# [Short problem]
Reproduce the full listing that appears beneath this instruction exactly.

::::

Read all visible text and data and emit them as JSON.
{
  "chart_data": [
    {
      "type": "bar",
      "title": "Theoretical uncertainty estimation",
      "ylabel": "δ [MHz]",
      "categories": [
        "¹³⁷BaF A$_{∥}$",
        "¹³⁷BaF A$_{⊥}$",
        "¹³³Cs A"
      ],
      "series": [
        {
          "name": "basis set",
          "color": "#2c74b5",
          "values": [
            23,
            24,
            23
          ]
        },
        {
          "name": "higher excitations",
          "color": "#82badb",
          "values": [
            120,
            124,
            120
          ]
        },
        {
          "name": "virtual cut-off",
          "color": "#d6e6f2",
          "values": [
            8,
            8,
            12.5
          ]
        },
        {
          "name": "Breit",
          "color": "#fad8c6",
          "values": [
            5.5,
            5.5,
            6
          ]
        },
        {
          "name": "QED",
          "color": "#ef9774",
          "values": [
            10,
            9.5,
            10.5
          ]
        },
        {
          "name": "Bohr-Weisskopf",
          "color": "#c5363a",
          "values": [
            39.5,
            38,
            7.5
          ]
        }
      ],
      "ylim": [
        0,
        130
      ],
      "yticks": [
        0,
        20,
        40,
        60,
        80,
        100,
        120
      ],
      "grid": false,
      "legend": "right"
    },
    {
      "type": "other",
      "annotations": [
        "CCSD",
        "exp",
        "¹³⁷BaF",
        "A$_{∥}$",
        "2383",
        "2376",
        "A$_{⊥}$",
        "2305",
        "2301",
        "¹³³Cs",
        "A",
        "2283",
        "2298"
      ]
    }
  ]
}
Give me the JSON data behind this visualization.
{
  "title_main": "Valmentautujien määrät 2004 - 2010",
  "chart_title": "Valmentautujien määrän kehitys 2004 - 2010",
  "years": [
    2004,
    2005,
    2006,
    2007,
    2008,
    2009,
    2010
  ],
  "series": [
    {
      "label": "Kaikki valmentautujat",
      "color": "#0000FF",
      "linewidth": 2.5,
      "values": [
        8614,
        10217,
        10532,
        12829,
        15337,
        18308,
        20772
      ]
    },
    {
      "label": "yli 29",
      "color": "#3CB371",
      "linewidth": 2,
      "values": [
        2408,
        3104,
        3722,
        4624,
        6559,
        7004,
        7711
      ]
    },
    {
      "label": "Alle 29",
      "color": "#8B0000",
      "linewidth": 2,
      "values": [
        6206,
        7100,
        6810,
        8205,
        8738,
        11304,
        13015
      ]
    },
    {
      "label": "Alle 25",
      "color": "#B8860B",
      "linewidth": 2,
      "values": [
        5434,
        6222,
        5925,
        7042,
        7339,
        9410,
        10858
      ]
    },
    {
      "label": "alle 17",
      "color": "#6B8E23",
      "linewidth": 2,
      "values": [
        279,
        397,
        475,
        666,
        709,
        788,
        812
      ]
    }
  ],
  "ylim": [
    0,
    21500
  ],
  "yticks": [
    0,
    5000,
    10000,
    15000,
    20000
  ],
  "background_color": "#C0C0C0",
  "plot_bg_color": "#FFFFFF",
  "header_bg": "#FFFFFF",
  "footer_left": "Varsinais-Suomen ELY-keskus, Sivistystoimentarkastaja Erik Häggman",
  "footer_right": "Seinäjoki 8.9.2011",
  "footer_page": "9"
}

::::

# [Answer to the exercise]
Read all visible text and data and emit them as JSON.
{
  "chart_data": [
    {
      "type": "bar",
      "title": "Theoretical uncertainty estimation",
      "ylabel": "δ [MHz]",
      "categories": [
        "¹³⁷BaF A$_{∥}$",
        "¹³⁷BaF A$_{⊥}$",
        "¹³³Cs A"
      ],
      "series": [
        {
          "name": "basis set",
          "color": "#2c74b5",
          "values": [
            23,
            24,
            23
          ]
        },
        {
          "name": "higher excitations",
          "color": "#82badb",
          "values": [
            120,
            124,
            120
          ]
        },
        {
          "name": "virtual cut-off",
          "color": "#d6e6f2",
          "values": [
            8,
            8,
            12.5
          ]
        },
        {
          "name": "Breit",
          "color": "#fad8c6",
          "values": [
            5.5,
            5.5,
            6
          ]
        },
        {
          "name": "QED",
          "color": "#ef9774",
          "values": [
            10,
            9.5,
            10.5
          ]
        },
        {
          "name": "Bohr-Weisskopf",
          "color": "#c5363a",
          "values": [
            39.5,
            38,
            7.5
          ]
        }
      ],
      "ylim": [
        0,
        130
      ],
      "yticks": [
        0,
        20,
        40,
        60,
        80,
        100,
        120
      ],
      "grid": false,
      "legend": "right"
    },
    {
      "type": "other",
      "annotations": [
        "CCSD",
        "exp",
        "¹³⁷BaF",
        "A$_{∥}$",
        "2383",
        "2376",
        "A$_{⊥}$",
        "2305",
        "2301",
        "¹³³Cs",
        "A",
        "2283",
        "2298"
      ]
    }
  ]
}
Give me the JSON data behind this visualization.
{
  "title_main": "Valmentautujien määrät 2004 - 2010",
  "chart_title": "Valmentautujien määrän kehitys 2004 - 2010",
  "years": [
    2004,
    2005,
    2006,
    2007,
    2008,
    2009,
    2010
  ],
  "series": [
    {
      "label": "Kaikki valmentautujat",
      "color": "#0000FF",
      "linewidth": 2.5,
      "values": [
        8614,
        10217,
        10532,
        12829,
        15337,
        18308,
        20772
      ]
    },
    {
      "label": "yli 29",
      "color": "#3CB371",
      "linewidth": 2,
      "values": [
        2408,
        3104,
        3722,
        4624,
        6559,
        7004,
        7711
      ]
    },
    {
      "label": "Alle 29",
      "color": "#8B0000",
      "linewidth": 2,
      "values": [
        6206,
        7100,
        6810,
        8205,
        8738,
        11304,
        13015
      ]
    },
    {
      "label": "Alle 25",
      "color": "#B8860B",
      "linewidth": 2,
      "values": [
        5434,
        6222,
        5925,
        7042,
        7339,
        9410,
        10858
      ]
    },
    {
      "label": "alle 17",
      "color": "#6B8E23",
      "linewidth": 2,
      "values": [
        279,
        397,
        475,
        666,
        709,
        788,
        812
      ]
    }
  ],
  "ylim": [
    0,
    21500
  ],
  "yticks": [
    0,
    5000,
    10000,
    15000,
    20000
  ],
  "background_color": "#C0C0C0",
  "plot_bg_color": "#FFFFFF",
  "header_bg": "#FFFFFF",
  "footer_left": "Varsinais-Suomen ELY-keskus, Sivistystoimentarkastaja Erik Häggman",
  "footer_right": "Seinäjoki 8.9.2011",
  "footer_page": "9"
}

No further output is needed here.